• [The request]: Repeat the whole listing exactly as written.

• [Records for this task]:

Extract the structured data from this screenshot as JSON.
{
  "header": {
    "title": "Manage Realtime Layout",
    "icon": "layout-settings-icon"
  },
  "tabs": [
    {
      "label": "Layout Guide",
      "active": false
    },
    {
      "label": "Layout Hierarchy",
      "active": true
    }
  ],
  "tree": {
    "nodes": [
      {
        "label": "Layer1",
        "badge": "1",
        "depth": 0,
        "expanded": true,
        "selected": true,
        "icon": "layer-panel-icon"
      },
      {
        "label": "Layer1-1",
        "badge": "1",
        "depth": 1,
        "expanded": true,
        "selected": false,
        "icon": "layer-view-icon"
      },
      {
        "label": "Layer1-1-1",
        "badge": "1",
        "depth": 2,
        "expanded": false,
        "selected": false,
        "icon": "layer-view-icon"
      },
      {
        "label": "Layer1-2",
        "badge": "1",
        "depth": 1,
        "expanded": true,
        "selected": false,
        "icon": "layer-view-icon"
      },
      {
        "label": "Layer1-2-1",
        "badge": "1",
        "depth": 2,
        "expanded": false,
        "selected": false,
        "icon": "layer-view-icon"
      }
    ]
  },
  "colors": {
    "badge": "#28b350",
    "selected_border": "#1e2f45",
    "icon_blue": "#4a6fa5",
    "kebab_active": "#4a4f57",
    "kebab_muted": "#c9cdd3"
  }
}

• [Exercise response]:
Extract the structured data from this screenshot as JSON.
{
  "header": {
    "title": "Manage Realtime Layout",
    "icon": "layout-settings-icon"
  },
  "tabs": [
    {
      "label": "Layout Guide",
      "active": false
    },
    {
      "label": "Layout Hierarchy",
      "active": true
    }
  ],
  "tree": {
    "nodes": [
      {
        "label": "Layer1",
        "badge": "1",
        "depth": 0,
        "expanded": true,
        "selected": true,
        "icon": "layer-panel-icon"
      },
      {
        "label": "Layer1-1",
        "badge": "1",
        "depth": 1,
        "expanded": true,
        "selected": false,
        "icon": "layer-view-icon"
      },
      {
        "label": "Layer1-1-1",
        "badge": "1",
        "depth": 2,
        "expanded": false,
        "selected": false,
        "icon": "layer-view-icon"
      },
      {
        "label": "Layer1-2",
        "badge": "1",
        "depth": 1,
        "expanded": true,
        "selected": false,
        "icon": "layer-view-icon"
      },
      {
        "label": "Layer1-2-1",
        "badge": "1",
        "depth": 2,
        "expanded": false,
        "selected": false,
        "icon": "layer-view-icon"
      }
    ]
  },
  "colors": {
    "badge": "#28b350",
    "selected_border": "#1e2f45",
    "icon_blue": "#4a6fa5",
    "kebab_active": "#4a4f57",
    "kebab_muted": "#c9cdd3"
  }
}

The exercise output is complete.